## [SUPPLIED ENTRIES]
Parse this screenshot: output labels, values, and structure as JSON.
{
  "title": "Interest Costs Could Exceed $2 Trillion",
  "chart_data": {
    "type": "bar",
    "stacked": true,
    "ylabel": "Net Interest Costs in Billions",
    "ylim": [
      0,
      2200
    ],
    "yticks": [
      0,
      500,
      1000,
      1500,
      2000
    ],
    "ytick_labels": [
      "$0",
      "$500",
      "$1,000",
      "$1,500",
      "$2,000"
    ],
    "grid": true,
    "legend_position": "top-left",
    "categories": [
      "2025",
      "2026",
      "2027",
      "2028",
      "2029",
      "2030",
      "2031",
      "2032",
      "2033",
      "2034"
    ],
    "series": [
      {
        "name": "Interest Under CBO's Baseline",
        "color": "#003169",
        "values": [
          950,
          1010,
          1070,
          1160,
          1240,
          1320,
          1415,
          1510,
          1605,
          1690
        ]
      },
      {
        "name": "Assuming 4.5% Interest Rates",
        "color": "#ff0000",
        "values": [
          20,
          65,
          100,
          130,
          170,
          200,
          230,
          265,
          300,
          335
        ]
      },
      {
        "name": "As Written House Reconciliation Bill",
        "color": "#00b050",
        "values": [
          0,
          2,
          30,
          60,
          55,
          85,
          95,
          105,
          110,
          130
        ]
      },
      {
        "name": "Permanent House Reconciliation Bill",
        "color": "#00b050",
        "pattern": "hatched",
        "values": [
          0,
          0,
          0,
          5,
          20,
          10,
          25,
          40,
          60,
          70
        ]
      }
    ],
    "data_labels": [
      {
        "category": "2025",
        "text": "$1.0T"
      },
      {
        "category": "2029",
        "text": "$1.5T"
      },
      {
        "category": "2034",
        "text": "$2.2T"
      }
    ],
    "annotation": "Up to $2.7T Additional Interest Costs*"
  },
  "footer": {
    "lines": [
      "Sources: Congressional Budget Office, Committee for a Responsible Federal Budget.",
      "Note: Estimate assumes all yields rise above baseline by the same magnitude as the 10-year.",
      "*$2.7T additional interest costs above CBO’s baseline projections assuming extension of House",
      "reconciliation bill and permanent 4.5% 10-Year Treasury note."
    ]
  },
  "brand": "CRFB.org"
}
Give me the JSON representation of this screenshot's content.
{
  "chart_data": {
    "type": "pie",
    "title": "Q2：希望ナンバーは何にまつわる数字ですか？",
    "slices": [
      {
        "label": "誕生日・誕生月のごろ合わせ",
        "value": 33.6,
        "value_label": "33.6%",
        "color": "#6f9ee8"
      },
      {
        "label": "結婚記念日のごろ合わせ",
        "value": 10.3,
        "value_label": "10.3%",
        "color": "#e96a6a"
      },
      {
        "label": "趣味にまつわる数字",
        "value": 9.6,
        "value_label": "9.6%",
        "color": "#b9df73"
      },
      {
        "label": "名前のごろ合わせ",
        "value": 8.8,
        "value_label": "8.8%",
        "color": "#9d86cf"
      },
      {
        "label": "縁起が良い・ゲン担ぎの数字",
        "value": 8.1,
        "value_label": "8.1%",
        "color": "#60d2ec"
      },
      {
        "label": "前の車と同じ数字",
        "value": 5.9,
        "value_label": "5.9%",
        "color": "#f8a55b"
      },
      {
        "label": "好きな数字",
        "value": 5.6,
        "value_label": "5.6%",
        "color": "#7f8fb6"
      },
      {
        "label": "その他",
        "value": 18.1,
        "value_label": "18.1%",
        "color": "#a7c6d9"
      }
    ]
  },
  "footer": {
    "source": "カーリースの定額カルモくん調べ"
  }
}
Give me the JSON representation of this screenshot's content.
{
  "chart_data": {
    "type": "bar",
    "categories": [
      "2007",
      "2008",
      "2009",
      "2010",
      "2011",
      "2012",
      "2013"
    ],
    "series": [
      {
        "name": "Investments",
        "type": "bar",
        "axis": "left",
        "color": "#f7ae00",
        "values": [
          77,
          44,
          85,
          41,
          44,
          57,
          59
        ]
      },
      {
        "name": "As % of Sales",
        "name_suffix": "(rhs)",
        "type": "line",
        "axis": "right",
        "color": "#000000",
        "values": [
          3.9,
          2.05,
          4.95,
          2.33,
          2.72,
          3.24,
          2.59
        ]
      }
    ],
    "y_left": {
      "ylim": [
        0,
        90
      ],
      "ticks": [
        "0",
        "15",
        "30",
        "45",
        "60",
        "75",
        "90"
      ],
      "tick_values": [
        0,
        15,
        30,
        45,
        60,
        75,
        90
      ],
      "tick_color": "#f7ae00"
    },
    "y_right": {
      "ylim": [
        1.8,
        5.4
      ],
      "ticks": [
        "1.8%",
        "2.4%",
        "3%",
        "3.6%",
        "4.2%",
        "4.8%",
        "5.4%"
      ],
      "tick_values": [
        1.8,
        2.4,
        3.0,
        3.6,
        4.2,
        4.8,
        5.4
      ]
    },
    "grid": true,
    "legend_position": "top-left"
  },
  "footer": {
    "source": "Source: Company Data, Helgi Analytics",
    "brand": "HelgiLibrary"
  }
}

## [TO BE DONE]
Show the lines of the records that include the string "category".

## [EXERCISE OUTPUT]
        "category": "2025",
        "category": "2029",
        "category": "2034",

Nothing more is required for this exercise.